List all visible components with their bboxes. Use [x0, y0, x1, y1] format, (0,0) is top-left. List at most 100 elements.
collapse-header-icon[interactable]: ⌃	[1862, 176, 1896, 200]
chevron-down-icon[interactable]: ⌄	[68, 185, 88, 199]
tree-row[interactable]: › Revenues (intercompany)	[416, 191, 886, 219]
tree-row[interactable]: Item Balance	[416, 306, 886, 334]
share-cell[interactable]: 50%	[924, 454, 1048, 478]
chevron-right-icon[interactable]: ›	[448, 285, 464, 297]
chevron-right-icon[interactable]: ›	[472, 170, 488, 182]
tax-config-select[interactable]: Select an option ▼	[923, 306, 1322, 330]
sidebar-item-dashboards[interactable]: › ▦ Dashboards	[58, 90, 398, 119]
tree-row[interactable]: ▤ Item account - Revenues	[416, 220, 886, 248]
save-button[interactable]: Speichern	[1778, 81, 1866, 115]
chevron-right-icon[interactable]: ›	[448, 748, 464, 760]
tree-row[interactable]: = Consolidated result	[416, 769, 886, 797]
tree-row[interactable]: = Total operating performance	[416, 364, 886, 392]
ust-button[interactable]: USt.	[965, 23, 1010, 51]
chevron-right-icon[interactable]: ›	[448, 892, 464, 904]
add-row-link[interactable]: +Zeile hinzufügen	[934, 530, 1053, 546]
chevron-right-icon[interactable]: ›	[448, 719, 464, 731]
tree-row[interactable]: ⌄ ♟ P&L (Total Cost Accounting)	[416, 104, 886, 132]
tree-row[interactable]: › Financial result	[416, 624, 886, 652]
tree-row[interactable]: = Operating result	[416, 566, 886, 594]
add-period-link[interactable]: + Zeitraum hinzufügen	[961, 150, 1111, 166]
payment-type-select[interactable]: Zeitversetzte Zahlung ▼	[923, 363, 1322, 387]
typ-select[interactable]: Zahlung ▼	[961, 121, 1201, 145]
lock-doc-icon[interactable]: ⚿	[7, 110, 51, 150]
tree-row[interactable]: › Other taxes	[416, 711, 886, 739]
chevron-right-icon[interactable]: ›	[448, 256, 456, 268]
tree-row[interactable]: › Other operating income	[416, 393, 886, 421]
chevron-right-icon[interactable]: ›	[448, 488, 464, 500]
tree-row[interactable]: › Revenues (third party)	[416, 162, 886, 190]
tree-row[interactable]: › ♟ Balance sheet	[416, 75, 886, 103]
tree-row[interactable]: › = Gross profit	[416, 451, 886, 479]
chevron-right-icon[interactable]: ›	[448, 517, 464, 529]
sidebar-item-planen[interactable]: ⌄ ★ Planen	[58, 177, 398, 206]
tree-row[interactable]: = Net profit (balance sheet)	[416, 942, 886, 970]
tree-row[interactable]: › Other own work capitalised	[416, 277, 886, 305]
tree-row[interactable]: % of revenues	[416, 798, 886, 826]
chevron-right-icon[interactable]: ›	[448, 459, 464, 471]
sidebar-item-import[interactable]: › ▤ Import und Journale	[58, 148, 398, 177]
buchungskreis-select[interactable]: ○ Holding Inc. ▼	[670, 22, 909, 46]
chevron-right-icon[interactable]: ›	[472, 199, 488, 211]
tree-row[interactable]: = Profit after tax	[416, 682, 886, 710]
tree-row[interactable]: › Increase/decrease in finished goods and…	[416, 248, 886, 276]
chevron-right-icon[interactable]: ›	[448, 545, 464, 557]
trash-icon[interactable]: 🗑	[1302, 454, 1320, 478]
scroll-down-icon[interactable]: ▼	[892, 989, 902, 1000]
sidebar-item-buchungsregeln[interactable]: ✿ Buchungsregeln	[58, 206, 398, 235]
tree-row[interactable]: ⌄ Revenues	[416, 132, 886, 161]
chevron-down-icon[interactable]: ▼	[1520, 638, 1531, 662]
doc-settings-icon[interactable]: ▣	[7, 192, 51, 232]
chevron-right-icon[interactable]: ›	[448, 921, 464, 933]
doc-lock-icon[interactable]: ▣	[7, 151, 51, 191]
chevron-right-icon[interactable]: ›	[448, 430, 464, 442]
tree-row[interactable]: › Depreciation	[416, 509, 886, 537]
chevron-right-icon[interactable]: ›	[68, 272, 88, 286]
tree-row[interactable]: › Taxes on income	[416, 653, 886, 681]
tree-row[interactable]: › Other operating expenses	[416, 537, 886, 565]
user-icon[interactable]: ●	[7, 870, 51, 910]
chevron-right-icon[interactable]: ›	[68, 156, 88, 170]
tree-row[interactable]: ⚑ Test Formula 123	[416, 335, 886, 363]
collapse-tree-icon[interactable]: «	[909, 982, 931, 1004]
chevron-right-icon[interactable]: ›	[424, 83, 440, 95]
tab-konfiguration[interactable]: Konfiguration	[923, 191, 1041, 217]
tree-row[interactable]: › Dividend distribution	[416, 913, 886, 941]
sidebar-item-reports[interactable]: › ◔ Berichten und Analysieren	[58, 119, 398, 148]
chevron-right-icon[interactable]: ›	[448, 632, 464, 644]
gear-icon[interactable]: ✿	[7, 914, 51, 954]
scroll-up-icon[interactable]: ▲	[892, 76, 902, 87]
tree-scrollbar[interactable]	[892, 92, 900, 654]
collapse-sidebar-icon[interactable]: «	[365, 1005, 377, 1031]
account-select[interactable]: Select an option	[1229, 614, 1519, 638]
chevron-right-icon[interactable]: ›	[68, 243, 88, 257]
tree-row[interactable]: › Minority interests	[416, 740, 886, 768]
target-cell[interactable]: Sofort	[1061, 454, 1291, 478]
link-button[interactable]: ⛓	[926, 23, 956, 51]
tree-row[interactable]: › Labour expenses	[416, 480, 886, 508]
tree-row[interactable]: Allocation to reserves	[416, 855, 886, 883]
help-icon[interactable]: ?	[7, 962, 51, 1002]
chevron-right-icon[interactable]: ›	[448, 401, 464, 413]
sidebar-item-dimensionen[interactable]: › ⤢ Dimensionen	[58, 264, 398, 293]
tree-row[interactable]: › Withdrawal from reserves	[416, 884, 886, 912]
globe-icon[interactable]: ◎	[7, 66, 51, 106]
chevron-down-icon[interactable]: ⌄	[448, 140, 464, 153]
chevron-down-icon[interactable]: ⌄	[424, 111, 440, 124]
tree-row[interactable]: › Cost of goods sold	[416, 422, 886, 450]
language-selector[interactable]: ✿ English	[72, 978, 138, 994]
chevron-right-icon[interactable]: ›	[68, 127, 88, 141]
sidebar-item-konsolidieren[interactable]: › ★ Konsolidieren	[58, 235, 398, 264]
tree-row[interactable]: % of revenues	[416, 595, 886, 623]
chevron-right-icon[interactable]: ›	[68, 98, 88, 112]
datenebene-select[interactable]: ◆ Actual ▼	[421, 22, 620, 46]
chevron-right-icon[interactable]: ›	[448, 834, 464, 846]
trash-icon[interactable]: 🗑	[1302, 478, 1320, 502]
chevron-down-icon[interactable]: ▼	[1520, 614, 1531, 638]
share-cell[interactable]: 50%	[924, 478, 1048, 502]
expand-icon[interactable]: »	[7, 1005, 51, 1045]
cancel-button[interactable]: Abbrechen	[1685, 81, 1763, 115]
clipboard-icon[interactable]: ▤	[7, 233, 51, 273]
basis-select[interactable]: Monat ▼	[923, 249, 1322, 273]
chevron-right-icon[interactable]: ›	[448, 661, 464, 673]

........

Arrange all the rows above as a numbered list, leaving out any blank lines.

▸ **Solution for this exercise**:
1. List all visible components with their bboxes. Use [x0, y0, x1, y1] format, (0,0) is top-left. List at most 100 elements.
2. collapse-header-icon[interactable]: ⌃	[1862, 176, 1896, 200]
3. chevron-down-icon[interactable]: ⌄	[68, 185, 88, 199]
4. tree-row[interactable]: › Revenues (intercompany)	[416, 191, 886, 219]
5. tree-row[interactable]: Item Balance	[416, 306, 886, 334]
6. share-cell[interactable]: 50%	[924, 454, 1048, 478]
7. chevron-right-icon[interactable]: ›	[448, 285, 464, 297]
8. chevron-right-icon[interactable]: ›	[472, 170, 488, 182]
9. tax-config-select[interactable]: Select an option ▼	[923, 306, 1322, 330]
10. sidebar-item-dashboards[interactable]: › ▦ Dashboards	[58, 90, 398, 119]
11. tree-row[interactable]: ▤ Item account - Revenues	[416, 220, 886, 248]
12. save-button[interactable]: Speichern	[1778, 81, 1866, 115]
13. chevron-right-icon[interactable]: ›	[448, 748, 464, 760]
14. tree-row[interactable]: = Consolidated result	[416, 769, 886, 797]
15. tree-row[interactable]: = Total operating performance	[416, 364, 886, 392]
16. ust-button[interactable]: USt.	[965, 23, 1010, 51]
17. chevron-right-icon[interactable]: ›	[448, 892, 464, 904]
18. add-row-link[interactable]: +Zeile hinzufügen	[934, 530, 1053, 546]
19. chevron-right-icon[interactable]: ›	[448, 719, 464, 731]
20. tree-row[interactable]: ⌄ ♟ P&L (Total Cost Accounting)	[416, 104, 886, 132]
21. tree-row[interactable]: › Financial result	[416, 624, 886, 652]
22. tree-row[interactable]: = Operating result	[416, 566, 886, 594]
23. add-period-link[interactable]: + Zeitraum hinzufügen	[961, 150, 1111, 166]
24. payment-type-select[interactable]: Zeitversetzte Zahlung ▼	[923, 363, 1322, 387]
25. typ-select[interactable]: Zahlung ▼	[961, 121, 1201, 145]
26. lock-doc-icon[interactable]: ⚿	[7, 110, 51, 150]
27. tree-row[interactable]: › Other taxes	[416, 711, 886, 739]
28. chevron-right-icon[interactable]: ›	[448, 256, 456, 268]
29. tree-row[interactable]: › Other operating income	[416, 393, 886, 421]
30. chevron-right-icon[interactable]: ›	[448, 488, 464, 500]
31. tree-row[interactable]: › Revenues (third party)	[416, 162, 886, 190]
32. tree-row[interactable]: › ♟ Balance sheet	[416, 75, 886, 103]
33. tree-row[interactable]: › = Gross profit	[416, 451, 886, 479]
34. chevron-right-icon[interactable]: ›	[448, 517, 464, 529]
35. sidebar-item-planen[interactable]: ⌄ ★ Planen	[58, 177, 398, 206]
36. tree-row[interactable]: = Net profit (balance sheet)	[416, 942, 886, 970]
37. tree-row[interactable]: › Other own work capitalised	[416, 277, 886, 305]
38. tree-row[interactable]: % of revenues	[416, 798, 886, 826]
39. chevron-right-icon[interactable]: ›	[448, 459, 464, 471]
40. sidebar-item-import[interactable]: › ▤ Import und Journale	[58, 148, 398, 177]
41. buchungskreis-select[interactable]: ○ Holding Inc. ▼	[670, 22, 909, 46]
42. chevron-right-icon[interactable]: ›	[472, 199, 488, 211]
43. tree-row[interactable]: = Profit after tax	[416, 682, 886, 710]
44. tree-row[interactable]: › Increase/decrease in finished goods and…	[416, 248, 886, 276]
45. chevron-right-icon[interactable]: ›	[448, 545, 464, 557]
46. trash-icon[interactable]: 🗑	[1302, 454, 1320, 478]
47. scroll-down-icon[interactable]: ▼	[892, 989, 902, 1000]
48. sidebar-item-buchungsregeln[interactable]: ✿ Buchungsregeln	[58, 206, 398, 235]
49. tree-row[interactable]: ⌄ Revenues	[416, 132, 886, 161]
50. chevron-down-icon[interactable]: ▼	[1520, 638, 1531, 662]
51. doc-settings-icon[interactable]: ▣	[7, 192, 51, 232]
52. chevron-right-icon[interactable]: ›	[448, 921, 464, 933]
53. doc-lock-icon[interactable]: ▣	[7, 151, 51, 191]
54. chevron-right-icon[interactable]: ›	[448, 430, 464, 442]
55. tree-row[interactable]: › Depreciation	[416, 509, 886, 537]
56. chevron-right-icon[interactable]: ›	[68, 272, 88, 286]
57. tree-row[interactable]: › Taxes on income	[416, 653, 886, 681]
58. tree-row[interactable]: › Other operating expenses	[416, 537, 886, 565]
59. user-icon[interactable]: ●	[7, 870, 51, 910]
60. chevron-right-icon[interactable]: ›	[68, 156, 88, 170]
61. tree-row[interactable]: ⚑ Test Formula 123	[416, 335, 886, 363]
62. collapse-tree-icon[interactable]: «	[909, 982, 931, 1004]
63. chevron-right-icon[interactable]: ›	[424, 83, 440, 95]
64. tab-konfiguration[interactable]: Konfiguration	[923, 191, 1041, 217]
65. tree-row[interactable]: › Dividend distribution	[416, 913, 886, 941]
66. sidebar-item-reports[interactable]: › ◔ Berichten und Analysieren	[58, 119, 398, 148]
67. chevron-right-icon[interactable]: ›	[448, 632, 464, 644]
68. gear-icon[interactable]: ✿	[7, 914, 51, 954]
69. scroll-up-icon[interactable]: ▲	[892, 76, 902, 87]
70. tree-scrollbar[interactable]	[892, 92, 900, 654]
71. collapse-sidebar-icon[interactable]: «	[365, 1005, 377, 1031]
72. account-select[interactable]: Select an option	[1229, 614, 1519, 638]
73. chevron-right-icon[interactable]: ›	[68, 243, 88, 257]
74. tree-row[interactable]: › Minority interests	[416, 740, 886, 768]
75. target-cell[interactable]: Sofort	[1061, 454, 1291, 478]
76. link-button[interactable]: ⛓	[926, 23, 956, 51]
77. tree-row[interactable]: › Labour expenses	[416, 480, 886, 508]
78. tree-row[interactable]: Allocation to reserves	[416, 855, 886, 883]
79. help-icon[interactable]: ?	[7, 962, 51, 1002]
80. chevron-right-icon[interactable]: ›	[448, 401, 464, 413]
81. sidebar-item-dimensionen[interactable]: › ⤢ Dimensionen	[58, 264, 398, 293]
82. tree-row[interactable]: › Withdrawal from reserves	[416, 884, 886, 912]
83. globe-icon[interactable]: ◎	[7, 66, 51, 106]
84. chevron-down-icon[interactable]: ⌄	[448, 140, 464, 153]
85. chevron-down-icon[interactable]: ⌄	[424, 111, 440, 124]
86. tree-row[interactable]: › Cost of goods sold	[416, 422, 886, 450]
87. language-selector[interactable]: ✿ English	[72, 978, 138, 994]
88. chevron-right-icon[interactable]: ›	[68, 127, 88, 141]
89. sidebar-item-konsolidieren[interactable]: › ★ Konsolidieren	[58, 235, 398, 264]
90. tree-row[interactable]: % of revenues	[416, 595, 886, 623]
91. chevron-right-icon[interactable]: ›	[68, 98, 88, 112]
92. datenebene-select[interactable]: ◆ Actual ▼	[421, 22, 620, 46]
93. chevron-right-icon[interactable]: ›	[448, 834, 464, 846]
94. trash-icon[interactable]: 🗑	[1302, 478, 1320, 502]
95. chevron-down-icon[interactable]: ▼	[1520, 614, 1531, 638]
96. share-cell[interactable]: 50%	[924, 478, 1048, 502]
97. expand-icon[interactable]: »	[7, 1005, 51, 1045]
98. cancel-button[interactable]: Abbrechen	[1685, 81, 1763, 115]
99. clipboard-icon[interactable]: ▤	[7, 233, 51, 273]
100. basis-select[interactable]: Monat ▼	[923, 249, 1322, 273]
101. chevron-right-icon[interactable]: ›	[448, 661, 464, 673]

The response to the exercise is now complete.